[STATED PROBLEM] Quote, without change, all of the lines that follow.

[RECORDS FOR PROCESSING]

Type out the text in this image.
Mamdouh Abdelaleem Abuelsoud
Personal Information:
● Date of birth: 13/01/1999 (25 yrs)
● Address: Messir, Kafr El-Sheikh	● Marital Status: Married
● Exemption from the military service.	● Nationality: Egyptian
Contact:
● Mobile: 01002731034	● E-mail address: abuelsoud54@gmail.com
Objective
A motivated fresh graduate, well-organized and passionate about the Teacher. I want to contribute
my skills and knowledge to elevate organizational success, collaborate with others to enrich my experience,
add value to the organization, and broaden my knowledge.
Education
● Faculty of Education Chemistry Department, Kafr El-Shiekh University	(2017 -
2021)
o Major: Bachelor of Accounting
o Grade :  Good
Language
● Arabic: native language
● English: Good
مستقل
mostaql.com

[WRITTEN SOLUTION]
Type out the text in this image.
Mamdouh Abdelaleem Abuelsoud
Personal Information:
● Date of birth: 13/01/1999 (25 yrs)
● Address: Messir, Kafr El-Sheikh	● Marital Status: Married
● Exemption from the military service.	● Nationality: Egyptian
Contact:
● Mobile: 01002731034	● E-mail address: abuelsoud54@gmail.com
Objective
A motivated fresh graduate, well-organized and passionate about the Teacher. I want to contribute
my skills and knowledge to elevate organizational success, collaborate with others to enrich my experience,
add value to the organization, and broaden my knowledge.
Education
● Faculty of Education Chemistry Department, Kafr El-Shiekh University	(2017 -
2021)
o Major: Bachelor of Accounting
o Grade :  Good
Language
● Arabic: native language
● English: Good
مستقل
mostaql.com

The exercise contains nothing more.